YOUR GOAL:
Retype all the records with nothing changed.

===

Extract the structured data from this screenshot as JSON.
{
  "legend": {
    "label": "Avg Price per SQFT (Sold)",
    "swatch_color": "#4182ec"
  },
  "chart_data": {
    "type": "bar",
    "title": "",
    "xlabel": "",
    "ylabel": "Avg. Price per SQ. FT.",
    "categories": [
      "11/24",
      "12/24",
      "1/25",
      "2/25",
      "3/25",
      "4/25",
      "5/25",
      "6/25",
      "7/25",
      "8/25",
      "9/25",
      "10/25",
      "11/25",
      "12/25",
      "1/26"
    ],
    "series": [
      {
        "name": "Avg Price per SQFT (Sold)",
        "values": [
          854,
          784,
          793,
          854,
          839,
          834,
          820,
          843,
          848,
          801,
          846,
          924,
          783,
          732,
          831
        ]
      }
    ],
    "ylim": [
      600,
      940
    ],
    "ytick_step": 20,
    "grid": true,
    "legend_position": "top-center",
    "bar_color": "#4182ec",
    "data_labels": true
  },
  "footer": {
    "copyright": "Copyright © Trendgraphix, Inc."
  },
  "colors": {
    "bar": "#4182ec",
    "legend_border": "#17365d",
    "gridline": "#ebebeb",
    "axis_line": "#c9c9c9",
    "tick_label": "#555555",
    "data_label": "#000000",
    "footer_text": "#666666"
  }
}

===

RESPONSE TO THE EXERCISE:
Extract the structured data from this screenshot as JSON.
{
  "legend": {
    "label": "Avg Price per SQFT (Sold)",
    "swatch_color": "#4182ec"
  },
  "chart_data": {
    "type": "bar",
    "title": "",
    "xlabel": "",
    "ylabel": "Avg. Price per SQ. FT.",
    "categories": [
      "11/24",
      "12/24",
      "1/25",
      "2/25",
      "3/25",
      "4/25",
      "5/25",
      "6/25",
      "7/25",
      "8/25",
      "9/25",
      "10/25",
      "11/25",
      "12/25",
      "1/26"
    ],
    "series": [
      {
        "name": "Avg Price per SQFT (Sold)",
        "values": [
          854,
          784,
          793,
          854,
          839,
          834,
          820,
          843,
          848,
          801,
          846,
          924,
          783,
          732,
          831
        ]
      }
    ],
    "ylim": [
      600,
      940
    ],
    "ytick_step": 20,
    "grid": true,
    "legend_position": "top-center",
    "bar_color": "#4182ec",
    "data_labels": true
  },
  "footer": {
    "copyright": "Copyright © Trendgraphix, Inc."
  },
  "colors": {
    "bar": "#4182ec",
    "legend_border": "#17365d",
    "gridline": "#ebebeb",
    "axis_line": "#c9c9c9",
    "tick_label": "#555555",
    "data_label": "#000000",
    "footer_text": "#666666"
  }
}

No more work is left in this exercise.